**To do**
Work out how many lines in the listing below include the word "Biodiesel"; answer with the number alone.

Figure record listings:
········

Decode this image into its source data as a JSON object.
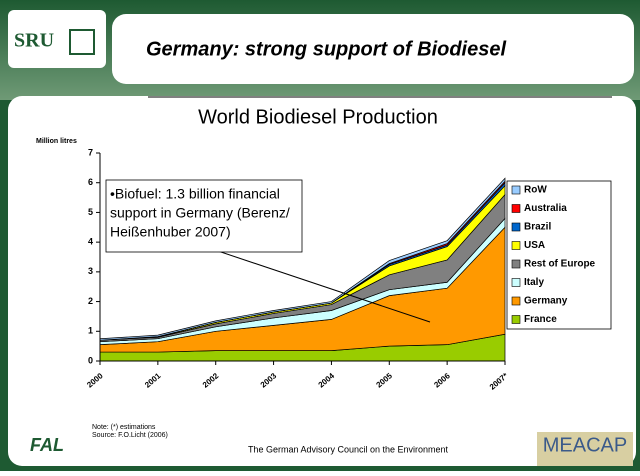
{
  "header": {
    "title": "Germany: strong support of Biodiesel",
    "logo": "SRU"
  },
  "chart_data": {
    "type": "stacked_area",
    "title": "World Biodiesel Production",
    "y_label": "Million litres",
    "categories": [
      "2000",
      "2001",
      "2002",
      "2003",
      "2004",
      "2005",
      "2006",
      "2007*"
    ],
    "ylim": [
      0,
      7
    ],
    "yticks": [
      0,
      1,
      2,
      3,
      4,
      5,
      6,
      7
    ],
    "series": [
      {
        "name": "France",
        "color": "#99cc00",
        "values": [
          0.3,
          0.3,
          0.35,
          0.35,
          0.35,
          0.5,
          0.55,
          0.9
        ]
      },
      {
        "name": "Germany",
        "color": "#ff9900",
        "values": [
          0.25,
          0.35,
          0.65,
          0.85,
          1.05,
          1.7,
          1.9,
          3.6
        ]
      },
      {
        "name": "Italy",
        "color": "#ccffff",
        "values": [
          0.1,
          0.1,
          0.15,
          0.25,
          0.3,
          0.2,
          0.2,
          0.3
        ]
      },
      {
        "name": "Rest of Europe",
        "color": "#808080",
        "values": [
          0.05,
          0.05,
          0.1,
          0.15,
          0.2,
          0.5,
          0.75,
          0.8
        ]
      },
      {
        "name": "USA",
        "color": "#ffff00",
        "values": [
          0.0,
          0.02,
          0.05,
          0.05,
          0.05,
          0.3,
          0.45,
          0.3
        ]
      },
      {
        "name": "Brazil",
        "color": "#0066cc",
        "values": [
          0,
          0,
          0,
          0,
          0,
          0.05,
          0.05,
          0.1
        ]
      },
      {
        "name": "Australia",
        "color": "#ff0000",
        "values": [
          0,
          0,
          0,
          0,
          0,
          0.03,
          0.05,
          0.05
        ]
      },
      {
        "name": "RoW",
        "color": "#99ccff",
        "values": [
          0.05,
          0.05,
          0.05,
          0.05,
          0.05,
          0.1,
          0.1,
          0.1
        ]
      }
    ],
    "annotation": [
      "•Biofuel: 1.3 billion financial",
      "support in Germany (Berenz/",
      "Heißenhuber 2007)"
    ],
    "notes": [
      "Note: (*) estimations",
      "Source: F.O.Licht (2006)"
    ]
  },
  "footer": {
    "text": "The German Advisory Council on the Environment",
    "left_logo": "FAL",
    "right_logo": "MEACAP"
  }
}
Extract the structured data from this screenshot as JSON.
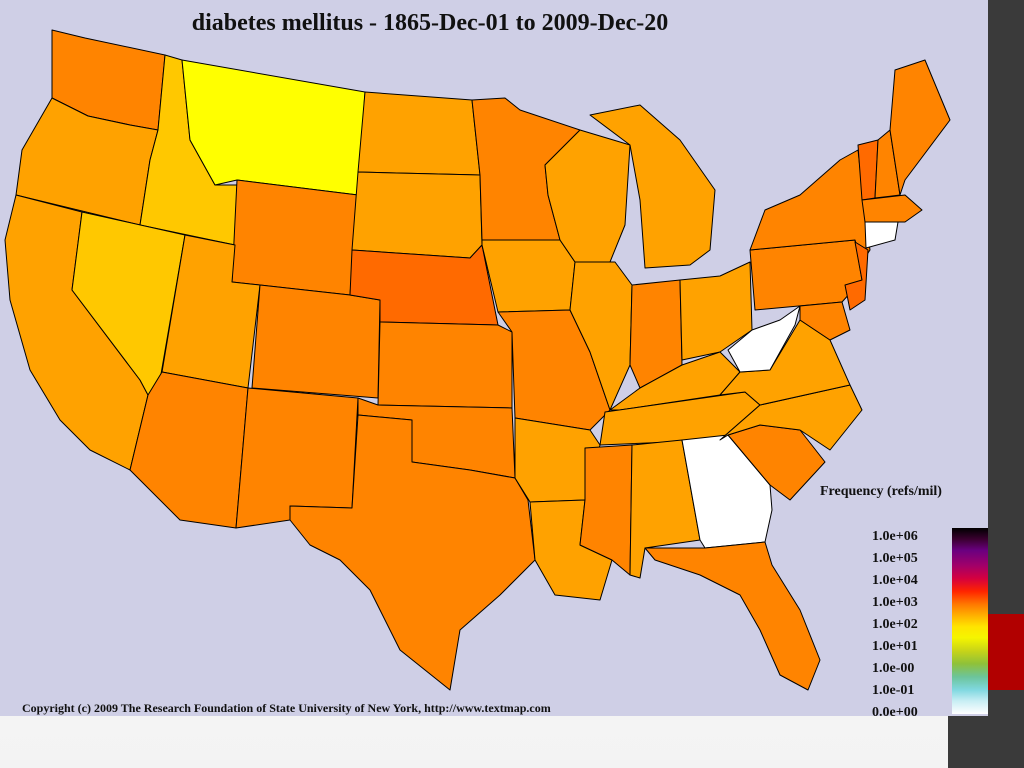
{
  "map": {
    "title": "diabetes mellitus - 1865-Dec-01 to 2009-Dec-20",
    "copyright": "Copyright (c) 2009 The Research Foundation of State University of New York, http://www.textmap.com",
    "background_color": "#cfcfe6"
  },
  "legend": {
    "title": "Frequency (refs/mil)",
    "labels": [
      "1.0e+06",
      "1.0e+05",
      "1.0e+04",
      "1.0e+03",
      "1.0e+02",
      "1.0e+01",
      "1.0e-00",
      "1.0e-01",
      "0.0e+00"
    ]
  },
  "colors": {
    "high": "#ff6a00",
    "mid_high": "#ff8400",
    "mid": "#ffa200",
    "low_mid": "#ffc800",
    "low": "#ffff00",
    "none": "#ffffff"
  }
}
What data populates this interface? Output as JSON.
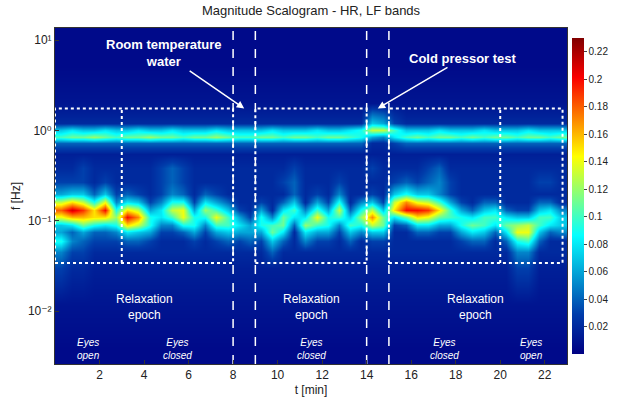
{
  "chart_data": {
    "type": "heatmap",
    "title": "Magnitude Scalogram - HR, LF bands",
    "x_label": "t [min]",
    "y_label": "f [Hz]",
    "log": "y",
    "grid": false,
    "xlim": [
      0,
      23
    ],
    "xticks": [
      2,
      4,
      6,
      8,
      10,
      12,
      14,
      16,
      18,
      20,
      22
    ],
    "ylim": [
      0.0026,
      13.6
    ],
    "yticks": [
      {
        "value": 0.01,
        "label": "10⁻²"
      },
      {
        "value": 0.1,
        "label": "10⁻¹"
      },
      {
        "value": 1,
        "label": "10⁰"
      },
      {
        "value": 10,
        "label": "10¹"
      }
    ],
    "zlim": [
      0,
      0.23
    ],
    "zticks": [
      0.02,
      0.04,
      0.06,
      0.08,
      0.1,
      0.12,
      0.14,
      0.16,
      0.18,
      0.2,
      0.22
    ],
    "x": [
      0.25,
      0.75,
      1.25,
      1.75,
      2.25,
      2.75,
      3.25,
      3.75,
      4.25,
      4.75,
      5.25,
      5.75,
      6.25,
      6.75,
      7.25,
      7.75,
      8.25,
      8.75,
      9.25,
      9.75,
      10.25,
      10.75,
      11.25,
      11.75,
      12.25,
      12.75,
      13.25,
      13.75,
      14.25,
      14.75,
      15.25,
      15.75,
      16.25,
      16.75,
      17.25,
      17.75,
      18.25,
      18.75,
      19.25,
      19.75,
      20.25,
      20.75,
      21.25,
      21.75,
      22.25,
      22.75
    ],
    "y": [
      0.004,
      0.012,
      0.03,
      0.045,
      0.06,
      0.075,
      0.09,
      0.11,
      0.13,
      0.16,
      0.2,
      0.27,
      0.38,
      0.55,
      0.72,
      0.85,
      1.0,
      1.2,
      2,
      5,
      12
    ],
    "cells": [
      [
        0.005,
        0.005,
        0.005,
        0.005,
        0.005,
        0.005,
        0.005,
        0.005,
        0.005,
        0.005,
        0.005,
        0.005,
        0.005,
        0.005,
        0.005,
        0.005,
        0.005,
        0.005,
        0.005,
        0.005,
        0.005,
        0.005,
        0.005,
        0.005,
        0.005,
        0.005,
        0.005,
        0.005,
        0.005,
        0.005,
        0.005,
        0.005,
        0.005,
        0.005,
        0.005,
        0.005,
        0.005,
        0.005,
        0.005,
        0.005,
        0.005,
        0.005,
        0.005,
        0.005,
        0.005,
        0.005
      ],
      [
        0.01,
        0.01,
        0.01,
        0.01,
        0.01,
        0.01,
        0.01,
        0.01,
        0.01,
        0.01,
        0.01,
        0.01,
        0.01,
        0.01,
        0.01,
        0.01,
        0.01,
        0.01,
        0.01,
        0.01,
        0.01,
        0.01,
        0.01,
        0.01,
        0.01,
        0.01,
        0.01,
        0.01,
        0.01,
        0.01,
        0.01,
        0.01,
        0.01,
        0.01,
        0.01,
        0.01,
        0.01,
        0.01,
        0.01,
        0.01,
        0.01,
        0.01,
        0.01,
        0.01,
        0.01,
        0.01
      ],
      [
        0.03,
        0.02,
        0.02,
        0.015,
        0.015,
        0.015,
        0.015,
        0.015,
        0.015,
        0.015,
        0.015,
        0.015,
        0.015,
        0.015,
        0.015,
        0.015,
        0.015,
        0.015,
        0.015,
        0.015,
        0.015,
        0.015,
        0.015,
        0.015,
        0.015,
        0.015,
        0.015,
        0.015,
        0.015,
        0.015,
        0.015,
        0.015,
        0.015,
        0.015,
        0.015,
        0.015,
        0.015,
        0.015,
        0.015,
        0.015,
        0.015,
        0.03,
        0.03,
        0.015,
        0.015,
        0.015
      ],
      [
        0.05,
        0.03,
        0.03,
        0.02,
        0.02,
        0.02,
        0.02,
        0.02,
        0.02,
        0.02,
        0.02,
        0.02,
        0.02,
        0.02,
        0.02,
        0.02,
        0.02,
        0.02,
        0.02,
        0.04,
        0.02,
        0.02,
        0.02,
        0.02,
        0.02,
        0.02,
        0.02,
        0.02,
        0.02,
        0.02,
        0.02,
        0.02,
        0.02,
        0.02,
        0.02,
        0.02,
        0.02,
        0.02,
        0.02,
        0.02,
        0.02,
        0.05,
        0.05,
        0.02,
        0.02,
        0.02
      ],
      [
        0.09,
        0.05,
        0.04,
        0.03,
        0.03,
        0.03,
        0.04,
        0.04,
        0.03,
        0.02,
        0.02,
        0.02,
        0.03,
        0.02,
        0.03,
        0.04,
        0.03,
        0.04,
        0.03,
        0.07,
        0.04,
        0.02,
        0.05,
        0.03,
        0.03,
        0.02,
        0.04,
        0.02,
        0.03,
        0.03,
        0.02,
        0.02,
        0.02,
        0.02,
        0.02,
        0.02,
        0.03,
        0.04,
        0.04,
        0.02,
        0.04,
        0.09,
        0.1,
        0.04,
        0.02,
        0.02
      ],
      [
        0.06,
        0.04,
        0.06,
        0.04,
        0.04,
        0.05,
        0.08,
        0.07,
        0.06,
        0.03,
        0.03,
        0.04,
        0.06,
        0.03,
        0.06,
        0.07,
        0.06,
        0.06,
        0.06,
        0.11,
        0.08,
        0.02,
        0.08,
        0.06,
        0.06,
        0.03,
        0.07,
        0.05,
        0.07,
        0.07,
        0.02,
        0.02,
        0.04,
        0.04,
        0.03,
        0.03,
        0.06,
        0.08,
        0.07,
        0.04,
        0.08,
        0.14,
        0.14,
        0.07,
        0.04,
        0.05
      ],
      [
        0.07,
        0.08,
        0.11,
        0.09,
        0.08,
        0.09,
        0.15,
        0.13,
        0.09,
        0.05,
        0.05,
        0.09,
        0.09,
        0.05,
        0.1,
        0.1,
        0.08,
        0.06,
        0.09,
        0.1,
        0.11,
        0.04,
        0.12,
        0.1,
        0.09,
        0.05,
        0.1,
        0.09,
        0.13,
        0.11,
        0.03,
        0.04,
        0.08,
        0.08,
        0.06,
        0.06,
        0.09,
        0.11,
        0.1,
        0.08,
        0.11,
        0.12,
        0.13,
        0.1,
        0.08,
        0.07
      ],
      [
        0.14,
        0.16,
        0.16,
        0.15,
        0.15,
        0.12,
        0.2,
        0.17,
        0.09,
        0.08,
        0.1,
        0.14,
        0.09,
        0.09,
        0.14,
        0.1,
        0.06,
        0.03,
        0.09,
        0.05,
        0.11,
        0.08,
        0.08,
        0.14,
        0.09,
        0.1,
        0.07,
        0.12,
        0.17,
        0.11,
        0.08,
        0.11,
        0.15,
        0.14,
        0.11,
        0.1,
        0.09,
        0.08,
        0.1,
        0.1,
        0.08,
        0.07,
        0.07,
        0.1,
        0.1,
        0.07
      ],
      [
        0.18,
        0.21,
        0.19,
        0.15,
        0.2,
        0.09,
        0.15,
        0.13,
        0.06,
        0.08,
        0.13,
        0.14,
        0.06,
        0.12,
        0.1,
        0.07,
        0.03,
        0.02,
        0.06,
        0.02,
        0.08,
        0.1,
        0.05,
        0.1,
        0.06,
        0.13,
        0.04,
        0.09,
        0.13,
        0.07,
        0.15,
        0.2,
        0.2,
        0.19,
        0.15,
        0.1,
        0.06,
        0.04,
        0.07,
        0.08,
        0.04,
        0.03,
        0.03,
        0.07,
        0.08,
        0.05
      ],
      [
        0.13,
        0.15,
        0.13,
        0.09,
        0.14,
        0.05,
        0.08,
        0.07,
        0.03,
        0.05,
        0.09,
        0.09,
        0.03,
        0.08,
        0.06,
        0.04,
        0.02,
        0.02,
        0.03,
        0.02,
        0.04,
        0.07,
        0.02,
        0.06,
        0.03,
        0.09,
        0.02,
        0.05,
        0.07,
        0.03,
        0.13,
        0.17,
        0.14,
        0.13,
        0.1,
        0.06,
        0.03,
        0.02,
        0.04,
        0.04,
        0.02,
        0.02,
        0.02,
        0.04,
        0.04,
        0.02
      ],
      [
        0.06,
        0.07,
        0.07,
        0.04,
        0.07,
        0.03,
        0.04,
        0.03,
        0.02,
        0.03,
        0.05,
        0.04,
        0.02,
        0.04,
        0.03,
        0.02,
        0.02,
        0.02,
        0.02,
        0.02,
        0.02,
        0.04,
        0.02,
        0.03,
        0.02,
        0.05,
        0.02,
        0.02,
        0.03,
        0.02,
        0.07,
        0.09,
        0.07,
        0.07,
        0.05,
        0.03,
        0.02,
        0.02,
        0.02,
        0.02,
        0.02,
        0.02,
        0.02,
        0.02,
        0.02,
        0.02
      ],
      [
        0.03,
        0.03,
        0.03,
        0.02,
        0.03,
        0.02,
        0.02,
        0.02,
        0.02,
        0.03,
        0.04,
        0.03,
        0.02,
        0.02,
        0.02,
        0.02,
        0.02,
        0.02,
        0.02,
        0.02,
        0.03,
        0.04,
        0.02,
        0.02,
        0.02,
        0.03,
        0.02,
        0.02,
        0.02,
        0.02,
        0.03,
        0.04,
        0.03,
        0.04,
        0.05,
        0.03,
        0.02,
        0.02,
        0.02,
        0.02,
        0.02,
        0.02,
        0.02,
        0.03,
        0.03,
        0.02
      ],
      [
        0.02,
        0.02,
        0.03,
        0.02,
        0.02,
        0.02,
        0.02,
        0.02,
        0.02,
        0.03,
        0.04,
        0.03,
        0.02,
        0.02,
        0.02,
        0.02,
        0.02,
        0.02,
        0.02,
        0.02,
        0.02,
        0.03,
        0.02,
        0.02,
        0.02,
        0.02,
        0.02,
        0.02,
        0.03,
        0.02,
        0.02,
        0.02,
        0.02,
        0.03,
        0.04,
        0.02,
        0.02,
        0.02,
        0.02,
        0.02,
        0.02,
        0.02,
        0.02,
        0.02,
        0.02,
        0.02
      ],
      [
        0.015,
        0.015,
        0.015,
        0.015,
        0.015,
        0.015,
        0.015,
        0.015,
        0.015,
        0.015,
        0.015,
        0.015,
        0.015,
        0.015,
        0.015,
        0.015,
        0.015,
        0.015,
        0.015,
        0.015,
        0.015,
        0.015,
        0.015,
        0.015,
        0.015,
        0.015,
        0.015,
        0.015,
        0.015,
        0.015,
        0.015,
        0.015,
        0.015,
        0.015,
        0.015,
        0.015,
        0.015,
        0.015,
        0.015,
        0.015,
        0.015,
        0.015,
        0.015,
        0.015,
        0.015,
        0.015
      ],
      [
        0.04,
        0.04,
        0.04,
        0.04,
        0.04,
        0.04,
        0.04,
        0.04,
        0.04,
        0.04,
        0.04,
        0.04,
        0.04,
        0.04,
        0.04,
        0.04,
        0.04,
        0.04,
        0.04,
        0.04,
        0.04,
        0.04,
        0.04,
        0.04,
        0.04,
        0.04,
        0.04,
        0.04,
        0.02,
        0.02,
        0.03,
        0.04,
        0.04,
        0.04,
        0.04,
        0.04,
        0.04,
        0.04,
        0.04,
        0.04,
        0.04,
        0.04,
        0.04,
        0.04,
        0.04,
        0.04
      ],
      [
        0.1,
        0.11,
        0.11,
        0.12,
        0.11,
        0.1,
        0.11,
        0.11,
        0.12,
        0.11,
        0.11,
        0.1,
        0.11,
        0.11,
        0.12,
        0.11,
        0.1,
        0.1,
        0.11,
        0.11,
        0.1,
        0.11,
        0.11,
        0.1,
        0.11,
        0.11,
        0.1,
        0.09,
        0.06,
        0.05,
        0.08,
        0.1,
        0.11,
        0.1,
        0.11,
        0.11,
        0.1,
        0.11,
        0.1,
        0.11,
        0.11,
        0.1,
        0.11,
        0.11,
        0.1,
        0.11
      ],
      [
        0.07,
        0.08,
        0.07,
        0.07,
        0.08,
        0.07,
        0.07,
        0.08,
        0.07,
        0.07,
        0.08,
        0.07,
        0.07,
        0.07,
        0.08,
        0.07,
        0.07,
        0.07,
        0.07,
        0.08,
        0.07,
        0.07,
        0.07,
        0.08,
        0.07,
        0.07,
        0.08,
        0.09,
        0.13,
        0.13,
        0.1,
        0.07,
        0.07,
        0.07,
        0.08,
        0.07,
        0.07,
        0.07,
        0.08,
        0.07,
        0.07,
        0.07,
        0.08,
        0.07,
        0.07,
        0.07
      ],
      [
        0.02,
        0.02,
        0.02,
        0.02,
        0.02,
        0.02,
        0.02,
        0.02,
        0.02,
        0.02,
        0.02,
        0.02,
        0.02,
        0.02,
        0.02,
        0.02,
        0.02,
        0.02,
        0.02,
        0.02,
        0.02,
        0.02,
        0.02,
        0.02,
        0.02,
        0.02,
        0.02,
        0.02,
        0.07,
        0.06,
        0.03,
        0.02,
        0.02,
        0.02,
        0.02,
        0.02,
        0.02,
        0.02,
        0.02,
        0.02,
        0.02,
        0.02,
        0.02,
        0.02,
        0.02,
        0.02
      ],
      [
        0.01,
        0.01,
        0.01,
        0.01,
        0.01,
        0.01,
        0.01,
        0.01,
        0.01,
        0.01,
        0.01,
        0.01,
        0.01,
        0.01,
        0.01,
        0.01,
        0.01,
        0.01,
        0.01,
        0.01,
        0.01,
        0.01,
        0.01,
        0.01,
        0.01,
        0.01,
        0.01,
        0.01,
        0.01,
        0.01,
        0.01,
        0.01,
        0.01,
        0.01,
        0.01,
        0.01,
        0.01,
        0.01,
        0.01,
        0.01,
        0.01,
        0.01,
        0.01,
        0.01,
        0.01,
        0.01
      ],
      [
        0.005,
        0.005,
        0.005,
        0.005,
        0.005,
        0.005,
        0.005,
        0.005,
        0.005,
        0.005,
        0.005,
        0.005,
        0.005,
        0.005,
        0.005,
        0.005,
        0.005,
        0.005,
        0.005,
        0.005,
        0.005,
        0.005,
        0.005,
        0.005,
        0.005,
        0.005,
        0.005,
        0.005,
        0.005,
        0.005,
        0.005,
        0.005,
        0.005,
        0.005,
        0.005,
        0.005,
        0.005,
        0.005,
        0.005,
        0.005,
        0.005,
        0.005,
        0.005,
        0.005,
        0.005,
        0.005
      ],
      [
        0.005,
        0.005,
        0.005,
        0.005,
        0.005,
        0.005,
        0.005,
        0.005,
        0.005,
        0.005,
        0.005,
        0.005,
        0.005,
        0.005,
        0.005,
        0.005,
        0.005,
        0.005,
        0.005,
        0.005,
        0.005,
        0.005,
        0.005,
        0.005,
        0.005,
        0.005,
        0.005,
        0.005,
        0.005,
        0.005,
        0.005,
        0.005,
        0.005,
        0.005,
        0.005,
        0.005,
        0.005,
        0.005,
        0.005,
        0.005,
        0.005,
        0.005,
        0.005,
        0.005,
        0.005,
        0.005
      ]
    ],
    "epoch_flim": [
      0.034,
      1.75
    ],
    "epochs": [
      {
        "t": [
          0,
          8
        ],
        "label": "Relaxation epoch",
        "phases": [
          {
            "t": [
              0,
              3
            ],
            "label": "Eyes open"
          },
          {
            "t": [
              3,
              8
            ],
            "label": "Eyes closed"
          }
        ]
      },
      {
        "t": [
          9,
          14
        ],
        "label": "Relaxation epoch",
        "phases": [
          {
            "t": [
              9,
              14
            ],
            "label": "Eyes closed"
          }
        ]
      },
      {
        "t": [
          15,
          22.8
        ],
        "label": "Relaxation epoch",
        "phases": [
          {
            "t": [
              15,
              20
            ],
            "label": "Eyes closed"
          },
          {
            "t": [
              20,
              22.8
            ],
            "label": "Eyes open"
          }
        ]
      }
    ],
    "stimuli": [
      {
        "t": [
          8,
          9
        ],
        "label": "Room temperature water"
      },
      {
        "t": [
          14,
          15
        ],
        "label": "Cold pressor test"
      }
    ]
  }
}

········

**Final result**
2